Al ser el cambio la única certeza en la incertidumbre de la vida, ¿cómo sería integrarlo, vivirlo y asumirlo como tal?

¿Qué sientes cuando te conectas con esta palabra? En algunas áreas de nuestra vida tal vez lo estemos deseando y lo buscamos, en otras más bien nos atemoriza, nos da rabia y podemos hasta negar que ocurra. Sin embargo, igual sucede, llega y nos desacomoda, nos muestra aquello que valoramos y que nos duele dejar, lo que ya no usamos, lo que no conocíamos de nosotros mismos y nos sorprende, lo que hemos aprendido, aquello en lo que hemos crecido y lo nuevo que nos atrae, nos encanta y con lo que nos sentimos más expandidos. Todo esto lo atravesamos, a veces a rastras, no queriendo mirar y resistiéndonos a que el movimiento suceda, otras veces con los brazos abiertos permitiendo que fluya, u oscilando entre estos dos extremos; lo cierto, reitero, es que sucede.

En nuestro día a día, el cambio se atraviesa en paralelo a las expectativas que adoptamos como una certeza, lo que dábamos por hecho y que de acuerdo a nuestra cabeza debía ser de cierta manera, pero que no se da o se da diferente: en la vuelta que íbamos a hacer pero el lugar estaba cerrado, en la llamada sorpresa que nos da una noticia inesperada, en la discusión que tuvimos en el trabajo, en la cancelación de algo que teníamos super planeado, cuando nos atrevemos a decir algo que no habíamos dicho, cuando alguien llega más tarde de la hora, cuando decidimos o cuando no decidimos… y, aunque por lo general tenemos la idea de que el cambio llega de una manera dramática, contundente, abrupta, fuerte (y así sucede algunas veces), también se da en el proceso de la vida, en las pequeñas-grandes cosas que nos suceden y sobre las que tendemos a reaccionar y juzgar.

——

INSTRUCCIONES DE TAREAS —
[1] Indica si cada afirmación coincide con el texto sobre el cambio, respondiendo sí o no y citando literalmente las palabras del texto que lo deciden: (a) el cambio se presenta como la única certeza en la incertidumbre de la vida; (b) el cambio llega siempre de manera dramática y abrupta; (c) la cancelación de algo muy planeado figura como una de las situaciones en que se atraviesa el cambio.
[2] Por favor, vuelve a escribir el fragmento del texto sobre el cambio que comienza en "Al ser el cambio" y termina en "es que sucede.".
Las líneas siguientes son material independiente del texto.

LISTADO —
——

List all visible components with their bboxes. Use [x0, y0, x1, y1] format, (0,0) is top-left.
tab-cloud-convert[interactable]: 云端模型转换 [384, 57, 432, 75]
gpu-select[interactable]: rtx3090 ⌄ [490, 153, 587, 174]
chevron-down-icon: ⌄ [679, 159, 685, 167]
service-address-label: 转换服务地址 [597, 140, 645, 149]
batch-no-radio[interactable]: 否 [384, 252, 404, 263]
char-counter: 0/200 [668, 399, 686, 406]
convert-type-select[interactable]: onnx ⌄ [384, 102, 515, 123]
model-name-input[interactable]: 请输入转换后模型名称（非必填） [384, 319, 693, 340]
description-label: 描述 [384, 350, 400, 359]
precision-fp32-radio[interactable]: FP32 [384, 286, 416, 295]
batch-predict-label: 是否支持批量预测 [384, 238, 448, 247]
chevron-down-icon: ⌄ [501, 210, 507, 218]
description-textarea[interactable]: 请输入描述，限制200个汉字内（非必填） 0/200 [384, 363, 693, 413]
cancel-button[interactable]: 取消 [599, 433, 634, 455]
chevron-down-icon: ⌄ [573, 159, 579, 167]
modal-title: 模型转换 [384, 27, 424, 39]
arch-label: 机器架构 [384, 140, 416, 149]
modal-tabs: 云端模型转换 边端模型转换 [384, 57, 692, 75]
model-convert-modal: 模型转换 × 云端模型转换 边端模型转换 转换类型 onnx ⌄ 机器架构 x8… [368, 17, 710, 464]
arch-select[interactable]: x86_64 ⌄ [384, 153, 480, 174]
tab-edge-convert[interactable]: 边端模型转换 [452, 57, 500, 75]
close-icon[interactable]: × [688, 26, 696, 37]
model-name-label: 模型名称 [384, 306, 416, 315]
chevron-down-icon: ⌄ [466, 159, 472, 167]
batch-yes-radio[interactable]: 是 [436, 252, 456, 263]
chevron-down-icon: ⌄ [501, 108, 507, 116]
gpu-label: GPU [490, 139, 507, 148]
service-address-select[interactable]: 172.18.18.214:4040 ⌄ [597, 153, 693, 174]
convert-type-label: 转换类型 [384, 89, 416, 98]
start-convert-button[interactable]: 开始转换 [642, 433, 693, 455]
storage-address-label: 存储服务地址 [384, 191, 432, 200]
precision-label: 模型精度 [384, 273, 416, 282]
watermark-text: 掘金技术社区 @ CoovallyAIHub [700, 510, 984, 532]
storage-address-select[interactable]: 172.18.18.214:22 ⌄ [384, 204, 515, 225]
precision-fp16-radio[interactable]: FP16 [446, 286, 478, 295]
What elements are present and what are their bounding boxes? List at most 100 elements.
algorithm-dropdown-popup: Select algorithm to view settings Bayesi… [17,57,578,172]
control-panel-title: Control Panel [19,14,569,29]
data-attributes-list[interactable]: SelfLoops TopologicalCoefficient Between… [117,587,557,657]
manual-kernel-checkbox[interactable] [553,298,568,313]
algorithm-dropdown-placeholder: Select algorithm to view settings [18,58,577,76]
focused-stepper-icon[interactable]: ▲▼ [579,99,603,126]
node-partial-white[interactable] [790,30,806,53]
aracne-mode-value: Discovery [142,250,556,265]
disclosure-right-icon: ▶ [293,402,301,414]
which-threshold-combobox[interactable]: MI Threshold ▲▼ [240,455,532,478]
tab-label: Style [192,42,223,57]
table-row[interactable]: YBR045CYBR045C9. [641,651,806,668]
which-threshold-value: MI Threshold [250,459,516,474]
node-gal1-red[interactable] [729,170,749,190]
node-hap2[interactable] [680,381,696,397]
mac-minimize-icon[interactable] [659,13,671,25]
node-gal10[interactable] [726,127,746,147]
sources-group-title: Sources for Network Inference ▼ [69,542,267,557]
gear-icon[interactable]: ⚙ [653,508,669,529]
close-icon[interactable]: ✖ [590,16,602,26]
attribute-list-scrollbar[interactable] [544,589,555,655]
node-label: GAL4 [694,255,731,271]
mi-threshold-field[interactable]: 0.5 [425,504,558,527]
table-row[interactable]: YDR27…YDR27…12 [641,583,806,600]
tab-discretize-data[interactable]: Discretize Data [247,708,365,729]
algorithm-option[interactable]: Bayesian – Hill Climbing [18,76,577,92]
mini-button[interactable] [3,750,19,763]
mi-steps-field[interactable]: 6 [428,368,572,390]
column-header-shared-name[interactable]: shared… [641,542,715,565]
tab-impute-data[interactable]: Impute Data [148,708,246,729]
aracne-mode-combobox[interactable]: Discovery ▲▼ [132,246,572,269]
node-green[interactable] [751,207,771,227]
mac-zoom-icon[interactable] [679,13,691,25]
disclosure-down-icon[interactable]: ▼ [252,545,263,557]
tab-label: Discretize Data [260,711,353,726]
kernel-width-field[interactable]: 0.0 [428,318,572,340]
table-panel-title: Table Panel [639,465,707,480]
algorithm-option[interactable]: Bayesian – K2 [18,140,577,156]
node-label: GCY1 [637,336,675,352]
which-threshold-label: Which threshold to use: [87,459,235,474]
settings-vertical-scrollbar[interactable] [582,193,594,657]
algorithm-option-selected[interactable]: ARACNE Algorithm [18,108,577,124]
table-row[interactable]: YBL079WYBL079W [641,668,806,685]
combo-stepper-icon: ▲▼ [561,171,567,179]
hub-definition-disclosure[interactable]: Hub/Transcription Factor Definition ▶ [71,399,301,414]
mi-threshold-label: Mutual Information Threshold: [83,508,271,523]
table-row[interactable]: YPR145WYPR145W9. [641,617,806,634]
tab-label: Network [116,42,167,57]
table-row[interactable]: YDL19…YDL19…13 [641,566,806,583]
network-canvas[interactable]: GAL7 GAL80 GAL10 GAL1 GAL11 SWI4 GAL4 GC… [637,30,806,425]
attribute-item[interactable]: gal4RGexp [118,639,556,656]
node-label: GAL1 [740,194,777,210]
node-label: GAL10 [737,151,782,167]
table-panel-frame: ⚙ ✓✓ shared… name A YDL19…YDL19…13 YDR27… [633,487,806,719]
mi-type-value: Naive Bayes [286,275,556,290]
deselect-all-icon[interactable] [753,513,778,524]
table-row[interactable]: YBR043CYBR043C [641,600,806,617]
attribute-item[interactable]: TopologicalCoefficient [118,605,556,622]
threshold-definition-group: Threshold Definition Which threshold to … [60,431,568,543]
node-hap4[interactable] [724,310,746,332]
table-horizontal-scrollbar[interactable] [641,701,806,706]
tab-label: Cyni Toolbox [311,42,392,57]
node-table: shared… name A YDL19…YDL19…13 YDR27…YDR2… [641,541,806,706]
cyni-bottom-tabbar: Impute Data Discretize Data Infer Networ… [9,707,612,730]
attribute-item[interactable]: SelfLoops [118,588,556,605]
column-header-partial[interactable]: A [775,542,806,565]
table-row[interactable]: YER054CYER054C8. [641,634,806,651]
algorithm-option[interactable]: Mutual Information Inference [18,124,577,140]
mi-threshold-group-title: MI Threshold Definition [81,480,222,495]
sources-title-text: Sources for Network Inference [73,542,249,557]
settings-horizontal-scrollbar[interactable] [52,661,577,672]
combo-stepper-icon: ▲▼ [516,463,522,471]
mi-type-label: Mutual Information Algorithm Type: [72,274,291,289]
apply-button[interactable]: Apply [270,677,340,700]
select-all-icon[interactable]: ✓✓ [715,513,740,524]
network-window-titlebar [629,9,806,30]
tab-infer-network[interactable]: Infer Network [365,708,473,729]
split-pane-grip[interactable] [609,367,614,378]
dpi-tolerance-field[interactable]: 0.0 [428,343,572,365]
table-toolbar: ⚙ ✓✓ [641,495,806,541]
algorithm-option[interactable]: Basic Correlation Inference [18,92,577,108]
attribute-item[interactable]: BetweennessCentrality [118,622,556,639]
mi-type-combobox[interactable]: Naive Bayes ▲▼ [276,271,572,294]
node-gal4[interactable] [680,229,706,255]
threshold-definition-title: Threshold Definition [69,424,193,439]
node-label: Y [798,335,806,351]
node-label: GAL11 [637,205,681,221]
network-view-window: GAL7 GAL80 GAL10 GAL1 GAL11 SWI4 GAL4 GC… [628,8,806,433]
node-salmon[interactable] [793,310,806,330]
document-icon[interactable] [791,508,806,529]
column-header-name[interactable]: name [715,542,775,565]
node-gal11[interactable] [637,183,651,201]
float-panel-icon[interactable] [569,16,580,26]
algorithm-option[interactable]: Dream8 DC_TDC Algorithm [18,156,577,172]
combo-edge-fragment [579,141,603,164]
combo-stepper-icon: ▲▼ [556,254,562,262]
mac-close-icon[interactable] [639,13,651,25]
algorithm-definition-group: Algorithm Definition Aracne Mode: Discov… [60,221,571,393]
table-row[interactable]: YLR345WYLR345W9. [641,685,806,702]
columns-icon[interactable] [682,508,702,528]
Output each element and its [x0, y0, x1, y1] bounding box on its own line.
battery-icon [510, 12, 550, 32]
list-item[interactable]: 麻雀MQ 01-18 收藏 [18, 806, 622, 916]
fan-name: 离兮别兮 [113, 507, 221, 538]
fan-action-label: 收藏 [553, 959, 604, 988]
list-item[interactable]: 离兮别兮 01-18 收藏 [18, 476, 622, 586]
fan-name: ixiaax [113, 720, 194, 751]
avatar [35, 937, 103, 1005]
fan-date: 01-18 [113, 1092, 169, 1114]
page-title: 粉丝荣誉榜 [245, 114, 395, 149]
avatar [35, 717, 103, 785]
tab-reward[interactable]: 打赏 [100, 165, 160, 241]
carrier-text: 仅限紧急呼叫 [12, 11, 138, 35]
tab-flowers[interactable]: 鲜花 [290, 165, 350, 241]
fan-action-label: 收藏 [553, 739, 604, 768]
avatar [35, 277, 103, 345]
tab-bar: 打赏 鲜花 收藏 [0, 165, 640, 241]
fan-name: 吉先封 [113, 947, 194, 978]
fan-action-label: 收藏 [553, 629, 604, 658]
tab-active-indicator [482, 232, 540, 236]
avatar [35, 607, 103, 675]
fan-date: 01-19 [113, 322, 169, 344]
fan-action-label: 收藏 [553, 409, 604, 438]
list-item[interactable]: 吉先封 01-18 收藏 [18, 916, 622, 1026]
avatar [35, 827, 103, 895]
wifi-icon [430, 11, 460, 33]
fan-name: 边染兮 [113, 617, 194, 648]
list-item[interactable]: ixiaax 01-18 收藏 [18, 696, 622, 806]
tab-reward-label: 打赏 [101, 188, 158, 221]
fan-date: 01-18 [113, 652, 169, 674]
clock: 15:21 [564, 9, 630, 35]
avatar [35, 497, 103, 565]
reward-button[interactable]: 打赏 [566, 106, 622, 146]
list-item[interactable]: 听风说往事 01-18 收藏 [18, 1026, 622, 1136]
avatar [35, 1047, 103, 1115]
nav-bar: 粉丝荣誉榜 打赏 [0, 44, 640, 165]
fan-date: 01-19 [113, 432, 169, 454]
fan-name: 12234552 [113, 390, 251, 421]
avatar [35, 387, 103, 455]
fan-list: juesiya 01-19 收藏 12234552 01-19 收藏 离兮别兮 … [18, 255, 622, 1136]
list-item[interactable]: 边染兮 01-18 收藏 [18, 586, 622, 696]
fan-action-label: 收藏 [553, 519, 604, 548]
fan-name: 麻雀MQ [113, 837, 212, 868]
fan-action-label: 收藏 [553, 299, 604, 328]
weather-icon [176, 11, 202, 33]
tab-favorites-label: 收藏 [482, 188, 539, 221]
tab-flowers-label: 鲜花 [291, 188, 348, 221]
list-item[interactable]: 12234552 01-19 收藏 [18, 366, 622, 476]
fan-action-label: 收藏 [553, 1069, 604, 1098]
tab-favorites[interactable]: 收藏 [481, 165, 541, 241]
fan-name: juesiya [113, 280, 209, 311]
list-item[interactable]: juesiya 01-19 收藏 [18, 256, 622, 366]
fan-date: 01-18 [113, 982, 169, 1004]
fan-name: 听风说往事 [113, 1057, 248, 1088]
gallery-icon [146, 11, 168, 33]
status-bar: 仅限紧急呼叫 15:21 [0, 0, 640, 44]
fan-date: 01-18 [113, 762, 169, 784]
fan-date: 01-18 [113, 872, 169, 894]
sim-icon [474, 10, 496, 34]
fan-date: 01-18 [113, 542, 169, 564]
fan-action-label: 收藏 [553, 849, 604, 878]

——

RESPUESTAS POR TAREA —
[1]
(a) Sí: «Al ser el cambio la única certeza en la incertidumbre de la vida».
(b) No: «también se da en el proceso de la vida, en las pequeñas-grandes cosas que nos suceden».
(c) Sí: «en la cancelación de algo que teníamos super planeado».

[2]
Al ser el cambio la única certeza en la incertidumbre de la vida, ¿cómo sería integrarlo, vivirlo y asumirlo como tal?

¿Qué sientes cuando te conectas con esta palabra? En algunas áreas de nuestra vida tal vez lo estemos deseando y lo buscamos, en otras más bien nos atemoriza, nos da rabia y podemos hasta negar que ocurra. Sin embargo, igual sucede, llega y nos desacomoda, nos muestra aquello que valoramos y que nos duele dejar, lo que ya no usamos, lo que no conocíamos de nosotros mismos y nos sorprende, lo que hemos aprendido, aquello en lo que hemos crecido y lo nuevo que nos atrae, nos encanta y con lo que nos sentimos más expandidos. Todo esto lo atravesamos, a veces a rastras, no queriendo mirar y resistiéndonos a que el movimiento suceda, otras veces con los brazos abiertos permitiendo que fluya, u oscilando entre estos dos extremos; lo cierto, reitero, es que sucede.